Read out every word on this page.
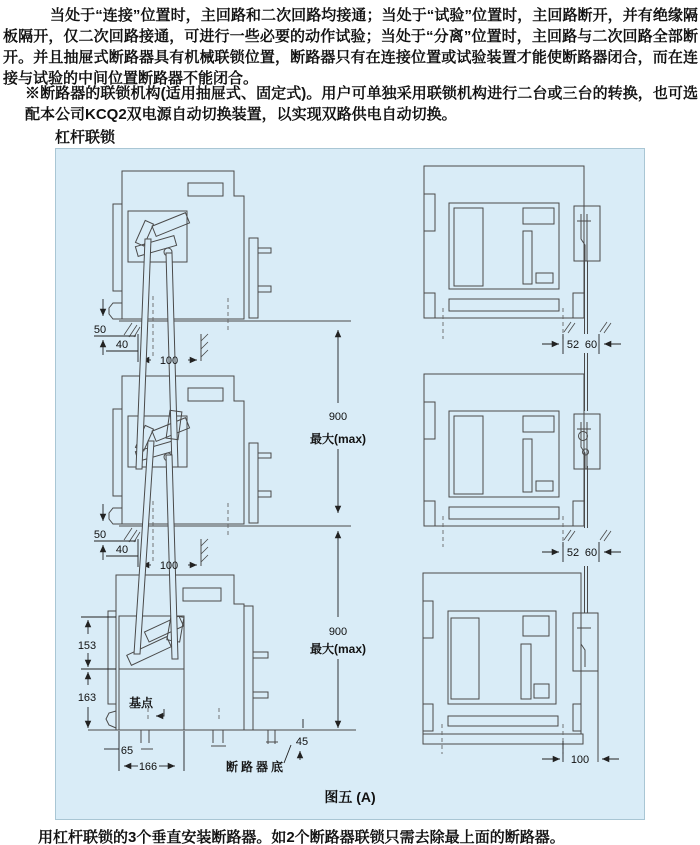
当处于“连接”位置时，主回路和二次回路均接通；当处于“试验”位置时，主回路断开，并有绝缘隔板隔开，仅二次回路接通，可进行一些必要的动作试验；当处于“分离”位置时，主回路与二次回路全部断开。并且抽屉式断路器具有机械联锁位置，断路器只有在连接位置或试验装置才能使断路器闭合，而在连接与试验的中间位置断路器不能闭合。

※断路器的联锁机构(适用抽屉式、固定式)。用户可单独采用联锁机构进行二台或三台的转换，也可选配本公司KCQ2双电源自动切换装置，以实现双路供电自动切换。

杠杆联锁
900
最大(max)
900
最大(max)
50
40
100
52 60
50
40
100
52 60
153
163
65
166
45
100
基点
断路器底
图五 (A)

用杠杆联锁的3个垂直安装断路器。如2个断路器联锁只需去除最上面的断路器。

▸ Set task
Copy out the data above exactly, except the pictures.

▸ Exercise result
Read out every word on this page.
当处于“连接”位置时，主回路和二次回路均接通；当处于“试验”位置时，主回路断开，并有绝缘隔板隔开，仅二次回路接通，可进行一些必要的动作试验；当处于“分离”位置时，主回路与二次回路全部断开。并且抽屉式断路器具有机械联锁位置，断路器只有在连接位置或试验装置才能使断路器闭合，而在连接与试验的中间位置断路器不能闭合。

※断路器的联锁机构(适用抽屉式、固定式)。用户可单独采用联锁机构进行二台或三台的转换，也可选配本公司KCQ2双电源自动切换装置，以实现双路供电自动切换。

杠杆联锁
900
最大(max)
900
最大(max)
50
40
100
52 60
50
40
100
52 60
153
163
65
166
45
100
基点
断路器底
图五 (A)

用杠杆联锁的3个垂直安装断路器。如2个断路器联锁只需去除最上面的断路器。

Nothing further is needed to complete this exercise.